__Listed records__
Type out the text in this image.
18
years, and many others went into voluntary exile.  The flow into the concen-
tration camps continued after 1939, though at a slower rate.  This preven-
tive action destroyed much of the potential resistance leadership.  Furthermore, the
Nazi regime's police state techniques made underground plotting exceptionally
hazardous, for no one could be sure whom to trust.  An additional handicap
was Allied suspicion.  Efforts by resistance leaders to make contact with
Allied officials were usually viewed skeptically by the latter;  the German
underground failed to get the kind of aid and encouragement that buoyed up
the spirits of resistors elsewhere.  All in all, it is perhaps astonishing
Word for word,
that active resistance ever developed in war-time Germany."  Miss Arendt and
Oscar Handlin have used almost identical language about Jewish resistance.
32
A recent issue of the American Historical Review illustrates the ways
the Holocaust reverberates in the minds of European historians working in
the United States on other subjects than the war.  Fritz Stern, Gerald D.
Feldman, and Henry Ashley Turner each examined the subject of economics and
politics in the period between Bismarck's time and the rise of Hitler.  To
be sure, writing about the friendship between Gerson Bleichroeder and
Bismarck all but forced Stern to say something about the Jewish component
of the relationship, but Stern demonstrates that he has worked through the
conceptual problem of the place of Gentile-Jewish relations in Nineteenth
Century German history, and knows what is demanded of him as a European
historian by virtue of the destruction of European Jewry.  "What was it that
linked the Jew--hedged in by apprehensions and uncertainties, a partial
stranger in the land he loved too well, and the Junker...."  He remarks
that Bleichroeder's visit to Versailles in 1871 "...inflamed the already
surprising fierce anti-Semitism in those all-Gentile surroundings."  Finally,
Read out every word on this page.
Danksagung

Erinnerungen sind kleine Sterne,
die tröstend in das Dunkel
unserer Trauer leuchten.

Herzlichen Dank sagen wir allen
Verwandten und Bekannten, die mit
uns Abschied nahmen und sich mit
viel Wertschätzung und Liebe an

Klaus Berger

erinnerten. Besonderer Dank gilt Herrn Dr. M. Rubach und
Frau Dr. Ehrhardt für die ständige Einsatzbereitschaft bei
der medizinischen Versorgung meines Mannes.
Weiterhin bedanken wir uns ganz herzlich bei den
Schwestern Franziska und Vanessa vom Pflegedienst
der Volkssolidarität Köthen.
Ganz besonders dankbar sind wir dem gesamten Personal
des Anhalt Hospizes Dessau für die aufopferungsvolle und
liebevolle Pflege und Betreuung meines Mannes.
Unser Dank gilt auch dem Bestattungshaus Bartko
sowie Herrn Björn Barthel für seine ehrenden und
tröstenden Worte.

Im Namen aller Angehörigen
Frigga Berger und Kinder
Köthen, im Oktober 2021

__The exercise__
Give back exactly the lines from the one containing "Read out every word on this page." to the end of the material, both ends included.

__Answer to the exercise__
Read out every word on this page.
Danksagung

Erinnerungen sind kleine Sterne,
die tröstend in das Dunkel
unserer Trauer leuchten.

Herzlichen Dank sagen wir allen
Verwandten und Bekannten, die mit
uns Abschied nahmen und sich mit
viel Wertschätzung und Liebe an

Klaus Berger

erinnerten. Besonderer Dank gilt Herrn Dr. M. Rubach und
Frau Dr. Ehrhardt für die ständige Einsatzbereitschaft bei
der medizinischen Versorgung meines Mannes.
Weiterhin bedanken wir uns ganz herzlich bei den
Schwestern Franziska und Vanessa vom Pflegedienst
der Volkssolidarität Köthen.
Ganz besonders dankbar sind wir dem gesamten Personal
des Anhalt Hospizes Dessau für die aufopferungsvolle und
liebevolle Pflege und Betreuung meines Mannes.
Unser Dank gilt auch dem Bestattungshaus Bartko
sowie Herrn Björn Barthel für seine ehrenden und
tröstenden Worte.

Im Namen aller Angehörigen
Frigga Berger und Kinder
Köthen, im Oktober 2021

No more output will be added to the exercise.